_Task details:_
Return all the data, word for word.

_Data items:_
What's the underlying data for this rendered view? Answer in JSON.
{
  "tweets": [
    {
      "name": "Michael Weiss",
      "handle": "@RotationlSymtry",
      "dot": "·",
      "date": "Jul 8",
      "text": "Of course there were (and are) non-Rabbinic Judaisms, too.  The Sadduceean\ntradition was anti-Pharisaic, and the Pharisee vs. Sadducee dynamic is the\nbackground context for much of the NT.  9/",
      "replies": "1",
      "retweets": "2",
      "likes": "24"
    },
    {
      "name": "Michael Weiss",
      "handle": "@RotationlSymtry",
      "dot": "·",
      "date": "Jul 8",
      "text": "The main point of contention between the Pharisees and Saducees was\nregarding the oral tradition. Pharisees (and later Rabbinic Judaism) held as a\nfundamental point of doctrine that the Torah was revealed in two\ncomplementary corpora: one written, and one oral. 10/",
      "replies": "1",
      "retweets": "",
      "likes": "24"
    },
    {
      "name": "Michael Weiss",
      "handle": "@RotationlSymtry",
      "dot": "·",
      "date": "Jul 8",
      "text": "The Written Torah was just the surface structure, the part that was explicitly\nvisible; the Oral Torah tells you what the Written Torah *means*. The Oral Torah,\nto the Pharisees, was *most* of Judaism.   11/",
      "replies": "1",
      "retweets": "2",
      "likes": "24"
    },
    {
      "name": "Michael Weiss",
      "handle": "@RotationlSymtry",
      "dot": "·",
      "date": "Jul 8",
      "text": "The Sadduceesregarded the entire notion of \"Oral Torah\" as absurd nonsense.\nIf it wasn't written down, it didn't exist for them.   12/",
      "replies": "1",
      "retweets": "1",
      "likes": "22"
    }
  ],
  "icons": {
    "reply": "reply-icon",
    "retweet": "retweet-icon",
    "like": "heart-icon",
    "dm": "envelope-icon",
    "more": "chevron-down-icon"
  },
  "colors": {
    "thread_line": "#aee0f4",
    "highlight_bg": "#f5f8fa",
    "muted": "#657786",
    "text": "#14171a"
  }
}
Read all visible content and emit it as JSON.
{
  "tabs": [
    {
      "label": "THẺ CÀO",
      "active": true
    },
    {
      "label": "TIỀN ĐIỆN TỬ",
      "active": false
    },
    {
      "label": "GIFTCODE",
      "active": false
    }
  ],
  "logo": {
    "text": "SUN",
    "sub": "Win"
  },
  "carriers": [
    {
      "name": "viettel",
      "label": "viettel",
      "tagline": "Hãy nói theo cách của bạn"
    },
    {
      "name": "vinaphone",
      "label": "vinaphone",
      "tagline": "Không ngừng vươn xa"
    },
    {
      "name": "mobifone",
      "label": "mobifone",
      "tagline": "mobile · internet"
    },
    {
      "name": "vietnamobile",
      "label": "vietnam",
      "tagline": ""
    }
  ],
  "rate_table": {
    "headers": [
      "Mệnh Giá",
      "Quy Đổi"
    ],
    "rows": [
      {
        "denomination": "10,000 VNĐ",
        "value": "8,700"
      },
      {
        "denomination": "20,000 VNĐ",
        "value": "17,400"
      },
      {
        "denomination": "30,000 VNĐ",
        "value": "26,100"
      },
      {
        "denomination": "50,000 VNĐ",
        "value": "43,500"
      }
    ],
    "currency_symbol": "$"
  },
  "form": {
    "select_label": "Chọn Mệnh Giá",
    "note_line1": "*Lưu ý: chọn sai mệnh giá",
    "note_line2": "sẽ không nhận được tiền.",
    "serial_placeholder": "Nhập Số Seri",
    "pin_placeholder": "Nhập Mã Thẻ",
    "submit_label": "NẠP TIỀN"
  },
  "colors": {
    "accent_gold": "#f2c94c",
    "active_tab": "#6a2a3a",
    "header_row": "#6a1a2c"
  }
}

_Correct result:_
What's the underlying data for this rendered view? Answer in JSON.
{
  "tweets": [
    {
      "name": "Michael Weiss",
      "handle": "@RotationlSymtry",
      "dot": "·",
      "date": "Jul 8",
      "text": "Of course there were (and are) non-Rabbinic Judaisms, too.  The Sadduceean\ntradition was anti-Pharisaic, and the Pharisee vs. Sadducee dynamic is the\nbackground context for much of the NT.  9/",
      "replies": "1",
      "retweets": "2",
      "likes": "24"
    },
    {
      "name": "Michael Weiss",
      "handle": "@RotationlSymtry",
      "dot": "·",
      "date": "Jul 8",
      "text": "The main point of contention between the Pharisees and Saducees was\nregarding the oral tradition. Pharisees (and later Rabbinic Judaism) held as a\nfundamental point of doctrine that the Torah was revealed in two\ncomplementary corpora: one written, and one oral. 10/",
      "replies": "1",
      "retweets": "",
      "likes": "24"
    },
    {
      "name": "Michael Weiss",
      "handle": "@RotationlSymtry",
      "dot": "·",
      "date": "Jul 8",
      "text": "The Written Torah was just the surface structure, the part that was explicitly\nvisible; the Oral Torah tells you what the Written Torah *means*. The Oral Torah,\nto the Pharisees, was *most* of Judaism.   11/",
      "replies": "1",
      "retweets": "2",
      "likes": "24"
    },
    {
      "name": "Michael Weiss",
      "handle": "@RotationlSymtry",
      "dot": "·",
      "date": "Jul 8",
      "text": "The Sadduceesregarded the entire notion of \"Oral Torah\" as absurd nonsense.\nIf it wasn't written down, it didn't exist for them.   12/",
      "replies": "1",
      "retweets": "1",
      "likes": "22"
    }
  ],
  "icons": {
    "reply": "reply-icon",
    "retweet": "retweet-icon",
    "like": "heart-icon",
    "dm": "envelope-icon",
    "more": "chevron-down-icon"
  },
  "colors": {
    "thread_line": "#aee0f4",
    "highlight_bg": "#f5f8fa",
    "muted": "#657786",
    "text": "#14171a"
  }
}
Read all visible content and emit it as JSON.
{
  "tabs": [
    {
      "label": "THẺ CÀO",
      "active": true
    },
    {
      "label": "TIỀN ĐIỆN TỬ",
      "active": false
    },
    {
      "label": "GIFTCODE",
      "active": false
    }
  ],
  "logo": {
    "text": "SUN",
    "sub": "Win"
  },
  "carriers": [
    {
      "name": "viettel",
      "label": "viettel",
      "tagline": "Hãy nói theo cách của bạn"
    },
    {
      "name": "vinaphone",
      "label": "vinaphone",
      "tagline": "Không ngừng vươn xa"
    },
    {
      "name": "mobifone",
      "label": "mobifone",
      "tagline": "mobile · internet"
    },
    {
      "name": "vietnamobile",
      "label": "vietnam",
      "tagline": ""
    }
  ],
  "rate_table": {
    "headers": [
      "Mệnh Giá",
      "Quy Đổi"
    ],
    "rows": [
      {
        "denomination": "10,000 VNĐ",
        "value": "8,700"
      },
      {
        "denomination": "20,000 VNĐ",
        "value": "17,400"
      },
      {
        "denomination": "30,000 VNĐ",
        "value": "26,100"
      },
      {
        "denomination": "50,000 VNĐ",
        "value": "43,500"
      }
    ],
    "currency_symbol": "$"
  },
  "form": {
    "select_label": "Chọn Mệnh Giá",
    "note_line1": "*Lưu ý: chọn sai mệnh giá",
    "note_line2": "sẽ không nhận được tiền.",
    "serial_placeholder": "Nhập Số Seri",
    "pin_placeholder": "Nhập Mã Thẻ",
    "submit_label": "NẠP TIỀN"
  },
  "colors": {
    "accent_gold": "#f2c94c",
    "active_tab": "#6a2a3a",
    "header_row": "#6a1a2c"
  }
}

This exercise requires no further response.